EXERCISE: Find and return each line containing "муниципальных".

Data excerpts:
┌────────

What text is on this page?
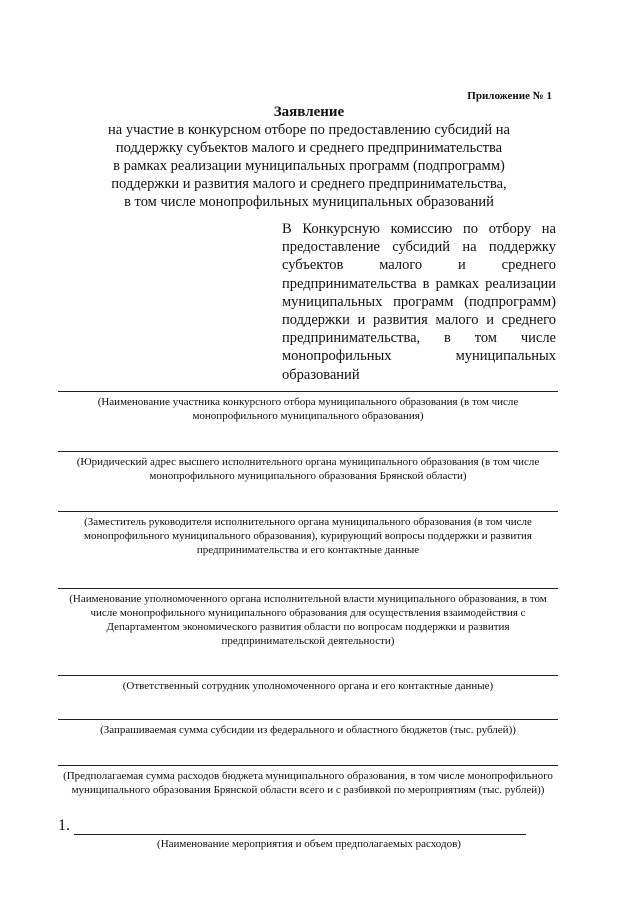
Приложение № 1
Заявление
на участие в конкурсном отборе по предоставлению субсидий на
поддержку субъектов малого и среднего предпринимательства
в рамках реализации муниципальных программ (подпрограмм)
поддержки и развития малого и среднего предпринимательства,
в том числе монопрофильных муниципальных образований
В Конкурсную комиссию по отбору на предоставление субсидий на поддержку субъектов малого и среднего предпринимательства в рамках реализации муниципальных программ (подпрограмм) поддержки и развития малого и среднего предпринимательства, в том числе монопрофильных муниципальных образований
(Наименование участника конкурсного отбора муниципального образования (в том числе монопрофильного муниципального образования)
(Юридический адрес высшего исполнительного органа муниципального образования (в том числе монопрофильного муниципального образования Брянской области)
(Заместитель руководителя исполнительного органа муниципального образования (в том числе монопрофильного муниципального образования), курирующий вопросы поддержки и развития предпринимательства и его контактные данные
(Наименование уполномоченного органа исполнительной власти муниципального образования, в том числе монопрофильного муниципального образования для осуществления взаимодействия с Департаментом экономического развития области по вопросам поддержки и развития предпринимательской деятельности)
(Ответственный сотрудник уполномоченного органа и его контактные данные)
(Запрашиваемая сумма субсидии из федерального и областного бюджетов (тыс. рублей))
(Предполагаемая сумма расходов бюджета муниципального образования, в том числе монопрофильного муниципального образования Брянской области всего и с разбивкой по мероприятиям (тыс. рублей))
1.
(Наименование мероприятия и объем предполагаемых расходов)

└────────

THE RESULT:
в рамках реализации муниципальных программ (подпрограмм)
в том числе монопрофильных муниципальных образований
В Конкурсную комиссию по отбору на предоставление субсидий на поддержку субъектов малого и среднего предпринимательства в рамках реализации муниципальных программ (подпрограмм) поддержки и развития малого и среднего предпринимательства, в том числе монопрофильных муниципальных образований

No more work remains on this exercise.